[Dataset records]

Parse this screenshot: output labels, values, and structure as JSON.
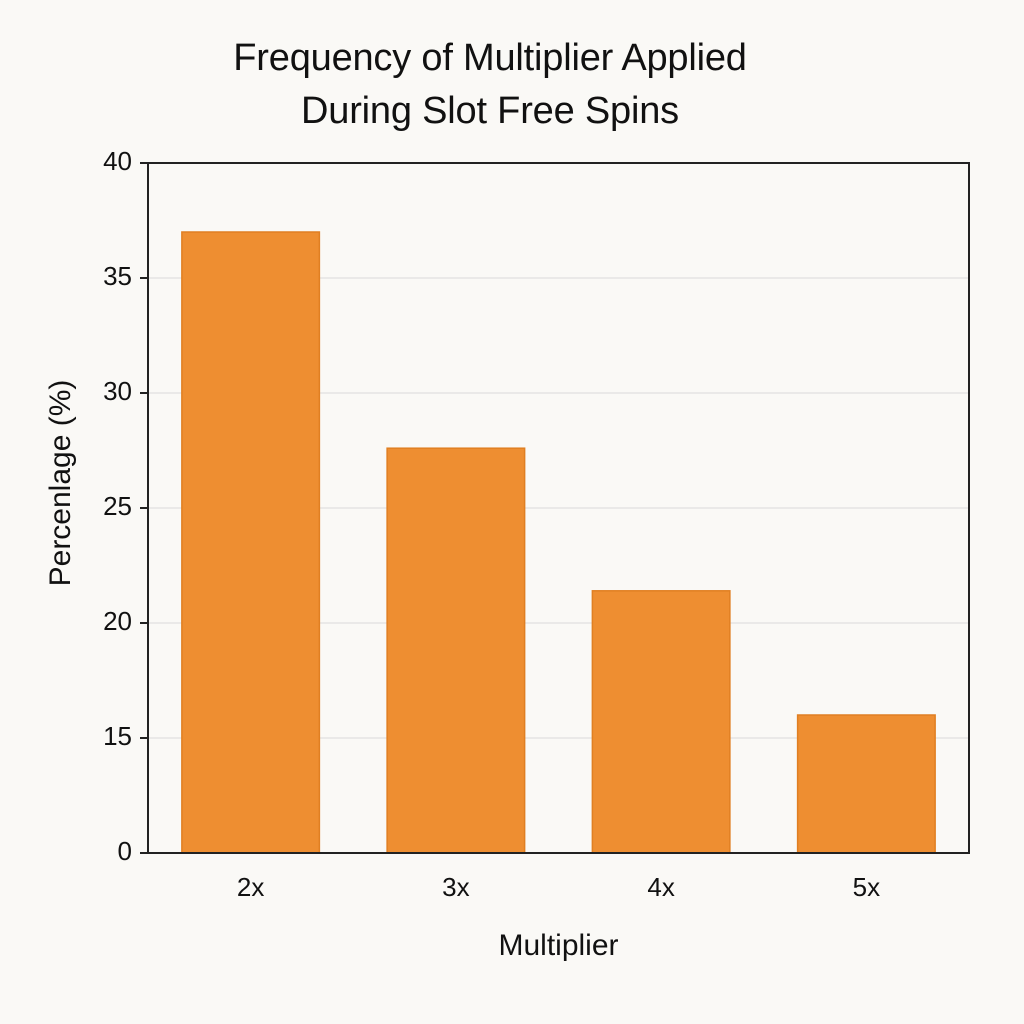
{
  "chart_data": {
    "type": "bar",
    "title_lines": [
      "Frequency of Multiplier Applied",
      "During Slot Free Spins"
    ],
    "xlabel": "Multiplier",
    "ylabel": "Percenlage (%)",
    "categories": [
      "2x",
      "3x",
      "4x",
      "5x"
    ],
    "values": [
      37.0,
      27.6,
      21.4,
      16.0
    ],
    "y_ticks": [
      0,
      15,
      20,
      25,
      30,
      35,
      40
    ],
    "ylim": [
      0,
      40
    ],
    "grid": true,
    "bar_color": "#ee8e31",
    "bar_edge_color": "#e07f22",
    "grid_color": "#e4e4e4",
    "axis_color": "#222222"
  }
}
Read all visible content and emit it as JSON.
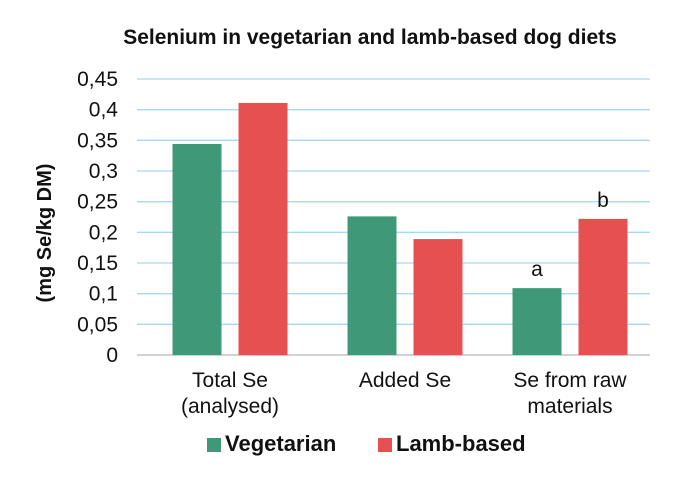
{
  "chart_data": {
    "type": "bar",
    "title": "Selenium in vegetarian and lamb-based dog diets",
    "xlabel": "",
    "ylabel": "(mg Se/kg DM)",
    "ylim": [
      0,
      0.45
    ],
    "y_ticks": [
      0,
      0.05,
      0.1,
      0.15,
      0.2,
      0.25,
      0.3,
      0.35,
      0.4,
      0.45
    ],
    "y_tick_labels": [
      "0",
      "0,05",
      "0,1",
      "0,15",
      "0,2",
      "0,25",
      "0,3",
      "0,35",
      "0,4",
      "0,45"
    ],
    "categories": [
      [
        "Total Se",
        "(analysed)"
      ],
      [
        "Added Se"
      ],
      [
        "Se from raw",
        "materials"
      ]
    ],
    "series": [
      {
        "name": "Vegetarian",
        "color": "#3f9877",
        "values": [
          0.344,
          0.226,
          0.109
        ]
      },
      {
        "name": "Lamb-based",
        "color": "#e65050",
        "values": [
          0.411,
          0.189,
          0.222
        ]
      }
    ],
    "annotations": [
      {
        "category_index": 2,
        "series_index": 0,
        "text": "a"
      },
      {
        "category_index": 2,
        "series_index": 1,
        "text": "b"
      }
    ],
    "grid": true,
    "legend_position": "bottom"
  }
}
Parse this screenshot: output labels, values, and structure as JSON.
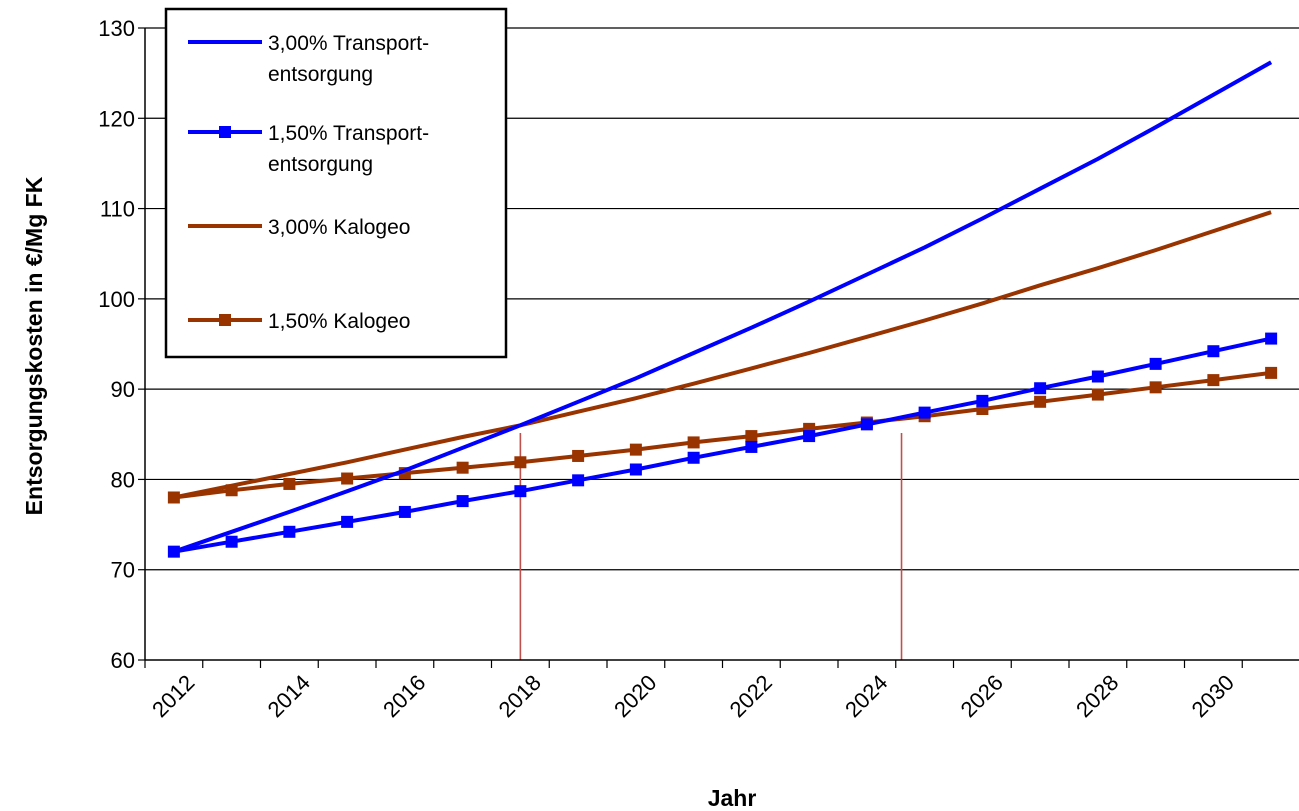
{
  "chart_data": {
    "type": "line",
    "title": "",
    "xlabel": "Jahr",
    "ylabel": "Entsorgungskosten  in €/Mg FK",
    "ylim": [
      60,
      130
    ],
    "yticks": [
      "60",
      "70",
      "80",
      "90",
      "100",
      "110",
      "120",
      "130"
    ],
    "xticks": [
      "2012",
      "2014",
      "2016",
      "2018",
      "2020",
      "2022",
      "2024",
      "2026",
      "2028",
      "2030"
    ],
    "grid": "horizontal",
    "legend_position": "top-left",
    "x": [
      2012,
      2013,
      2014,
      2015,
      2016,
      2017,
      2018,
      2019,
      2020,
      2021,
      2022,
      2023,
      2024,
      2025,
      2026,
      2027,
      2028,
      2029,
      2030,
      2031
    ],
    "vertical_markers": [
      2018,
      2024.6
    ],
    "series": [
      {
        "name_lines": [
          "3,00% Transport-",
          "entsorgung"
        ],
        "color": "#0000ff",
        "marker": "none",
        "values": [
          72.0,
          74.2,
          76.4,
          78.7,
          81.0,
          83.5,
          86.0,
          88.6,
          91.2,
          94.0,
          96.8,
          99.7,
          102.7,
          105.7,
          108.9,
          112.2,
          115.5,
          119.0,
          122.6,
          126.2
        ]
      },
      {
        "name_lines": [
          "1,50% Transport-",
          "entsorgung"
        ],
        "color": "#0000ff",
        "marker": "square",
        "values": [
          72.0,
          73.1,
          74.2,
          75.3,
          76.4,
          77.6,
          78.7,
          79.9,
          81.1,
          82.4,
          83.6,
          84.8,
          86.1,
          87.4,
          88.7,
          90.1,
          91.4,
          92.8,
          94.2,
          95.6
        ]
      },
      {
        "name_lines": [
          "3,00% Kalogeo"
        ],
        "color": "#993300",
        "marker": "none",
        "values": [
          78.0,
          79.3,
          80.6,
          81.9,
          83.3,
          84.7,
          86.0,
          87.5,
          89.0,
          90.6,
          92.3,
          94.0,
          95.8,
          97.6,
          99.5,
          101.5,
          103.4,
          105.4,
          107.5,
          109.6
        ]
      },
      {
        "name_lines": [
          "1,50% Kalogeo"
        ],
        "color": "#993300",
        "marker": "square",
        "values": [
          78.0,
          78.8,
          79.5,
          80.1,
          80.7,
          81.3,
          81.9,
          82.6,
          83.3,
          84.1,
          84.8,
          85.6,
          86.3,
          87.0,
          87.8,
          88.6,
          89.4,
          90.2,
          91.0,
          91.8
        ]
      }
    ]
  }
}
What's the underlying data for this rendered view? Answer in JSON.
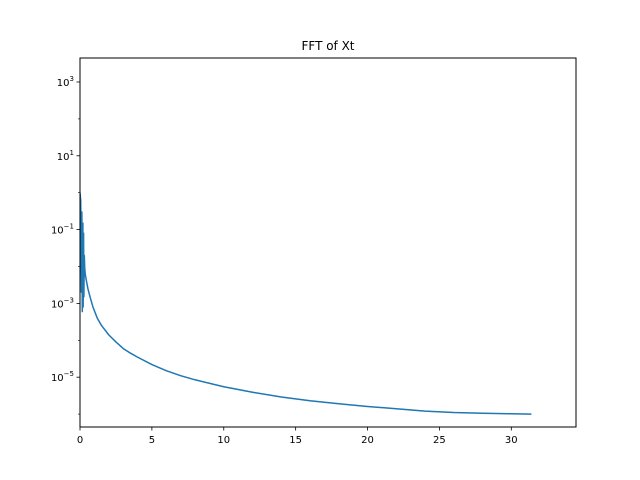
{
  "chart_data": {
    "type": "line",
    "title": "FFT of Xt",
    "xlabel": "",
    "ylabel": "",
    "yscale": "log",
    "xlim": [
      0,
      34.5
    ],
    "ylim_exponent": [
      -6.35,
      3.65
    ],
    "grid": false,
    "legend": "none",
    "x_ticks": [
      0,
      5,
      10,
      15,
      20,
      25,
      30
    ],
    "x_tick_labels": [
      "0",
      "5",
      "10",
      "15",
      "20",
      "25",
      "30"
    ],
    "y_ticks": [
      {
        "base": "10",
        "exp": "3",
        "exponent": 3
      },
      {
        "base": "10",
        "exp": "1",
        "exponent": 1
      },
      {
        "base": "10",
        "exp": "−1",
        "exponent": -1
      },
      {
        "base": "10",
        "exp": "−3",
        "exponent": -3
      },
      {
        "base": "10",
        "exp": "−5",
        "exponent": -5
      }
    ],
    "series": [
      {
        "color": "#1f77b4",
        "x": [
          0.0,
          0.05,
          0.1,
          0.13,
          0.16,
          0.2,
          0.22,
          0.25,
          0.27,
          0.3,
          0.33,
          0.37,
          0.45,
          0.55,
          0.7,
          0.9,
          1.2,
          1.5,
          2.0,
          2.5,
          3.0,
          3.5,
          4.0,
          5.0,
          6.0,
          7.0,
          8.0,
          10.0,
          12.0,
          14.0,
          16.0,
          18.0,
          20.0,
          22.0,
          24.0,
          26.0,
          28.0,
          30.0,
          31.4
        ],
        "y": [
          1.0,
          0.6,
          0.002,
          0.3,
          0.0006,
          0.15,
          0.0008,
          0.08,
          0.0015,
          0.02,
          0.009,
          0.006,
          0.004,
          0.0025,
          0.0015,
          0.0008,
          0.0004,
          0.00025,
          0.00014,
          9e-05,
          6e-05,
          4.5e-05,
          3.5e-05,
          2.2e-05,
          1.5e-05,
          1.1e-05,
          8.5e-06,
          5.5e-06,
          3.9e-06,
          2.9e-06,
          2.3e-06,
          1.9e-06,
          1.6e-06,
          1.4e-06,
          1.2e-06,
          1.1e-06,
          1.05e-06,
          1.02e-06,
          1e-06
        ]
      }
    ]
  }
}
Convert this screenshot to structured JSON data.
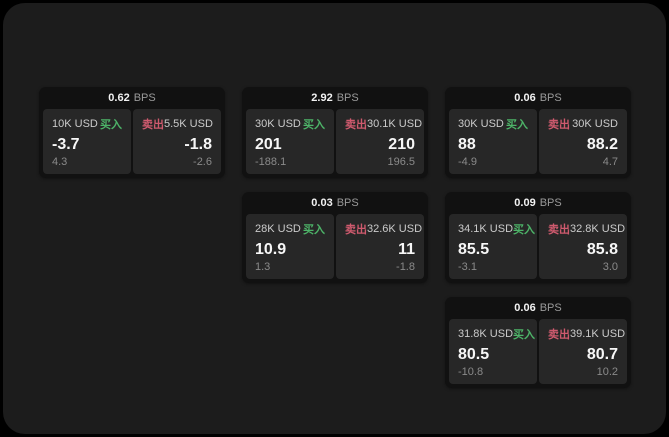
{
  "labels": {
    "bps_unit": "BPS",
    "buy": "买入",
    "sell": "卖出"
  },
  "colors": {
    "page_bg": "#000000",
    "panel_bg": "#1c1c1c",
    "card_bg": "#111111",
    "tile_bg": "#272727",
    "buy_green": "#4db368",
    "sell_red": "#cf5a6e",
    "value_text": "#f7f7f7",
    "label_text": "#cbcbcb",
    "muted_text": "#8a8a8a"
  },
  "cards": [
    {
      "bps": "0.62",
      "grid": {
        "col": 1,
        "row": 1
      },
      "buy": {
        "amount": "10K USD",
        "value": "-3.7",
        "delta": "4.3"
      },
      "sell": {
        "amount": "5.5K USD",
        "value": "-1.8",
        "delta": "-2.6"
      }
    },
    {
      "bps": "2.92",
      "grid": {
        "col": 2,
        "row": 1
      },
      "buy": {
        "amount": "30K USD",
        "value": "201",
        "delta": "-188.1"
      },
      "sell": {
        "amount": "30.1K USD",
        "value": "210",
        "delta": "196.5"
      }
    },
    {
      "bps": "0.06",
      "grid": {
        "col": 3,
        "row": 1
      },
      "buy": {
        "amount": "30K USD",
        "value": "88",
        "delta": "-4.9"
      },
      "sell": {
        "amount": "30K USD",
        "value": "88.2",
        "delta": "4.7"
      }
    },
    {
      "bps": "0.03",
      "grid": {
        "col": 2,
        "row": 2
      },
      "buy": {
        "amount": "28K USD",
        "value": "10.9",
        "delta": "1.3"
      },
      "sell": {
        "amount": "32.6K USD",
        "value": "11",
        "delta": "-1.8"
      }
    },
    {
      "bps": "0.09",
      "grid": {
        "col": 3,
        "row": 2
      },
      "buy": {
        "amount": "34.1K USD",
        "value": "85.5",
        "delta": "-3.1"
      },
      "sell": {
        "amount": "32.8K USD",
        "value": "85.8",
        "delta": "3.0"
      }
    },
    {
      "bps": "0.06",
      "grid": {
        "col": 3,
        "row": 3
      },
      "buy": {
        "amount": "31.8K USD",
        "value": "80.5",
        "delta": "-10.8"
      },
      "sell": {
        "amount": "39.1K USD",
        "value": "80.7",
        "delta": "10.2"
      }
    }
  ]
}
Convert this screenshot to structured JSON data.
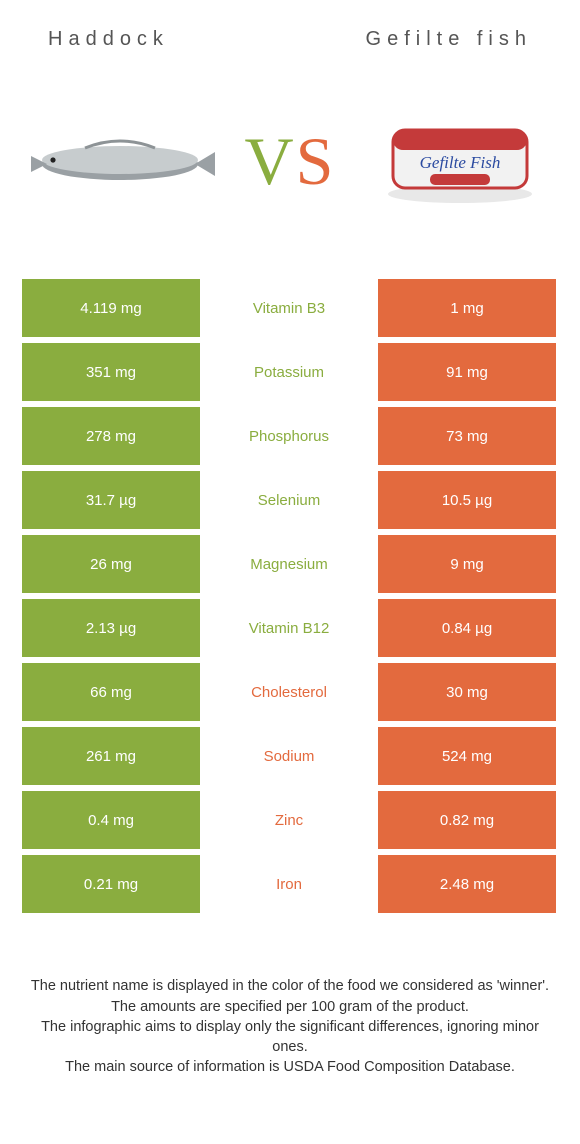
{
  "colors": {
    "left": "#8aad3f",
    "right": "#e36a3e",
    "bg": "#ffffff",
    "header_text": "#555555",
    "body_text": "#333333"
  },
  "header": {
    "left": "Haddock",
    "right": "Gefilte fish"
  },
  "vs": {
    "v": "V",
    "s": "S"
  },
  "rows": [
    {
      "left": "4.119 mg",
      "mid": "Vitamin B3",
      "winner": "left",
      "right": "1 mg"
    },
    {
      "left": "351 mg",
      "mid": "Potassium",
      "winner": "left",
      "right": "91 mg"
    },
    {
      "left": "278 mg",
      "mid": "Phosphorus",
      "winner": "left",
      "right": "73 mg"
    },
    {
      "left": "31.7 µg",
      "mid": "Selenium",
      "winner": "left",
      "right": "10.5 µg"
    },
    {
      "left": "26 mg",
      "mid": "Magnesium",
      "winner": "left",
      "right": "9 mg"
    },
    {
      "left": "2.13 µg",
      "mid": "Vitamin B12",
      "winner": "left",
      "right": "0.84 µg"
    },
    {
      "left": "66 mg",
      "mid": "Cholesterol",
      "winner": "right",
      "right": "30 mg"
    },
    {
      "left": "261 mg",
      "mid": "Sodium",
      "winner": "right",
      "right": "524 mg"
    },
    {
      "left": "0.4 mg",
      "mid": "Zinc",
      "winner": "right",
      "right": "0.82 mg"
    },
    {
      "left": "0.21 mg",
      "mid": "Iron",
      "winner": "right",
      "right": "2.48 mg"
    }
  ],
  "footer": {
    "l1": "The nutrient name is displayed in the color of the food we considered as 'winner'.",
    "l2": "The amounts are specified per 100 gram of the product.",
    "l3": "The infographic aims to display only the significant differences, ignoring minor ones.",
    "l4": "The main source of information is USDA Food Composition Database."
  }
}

• **Set problem**
Collect each line above holding the string "based".

• **Response to the task**
    "title": "Selenium in vegetarian and lamb-based dog diets",
        "name": "Lamb-based",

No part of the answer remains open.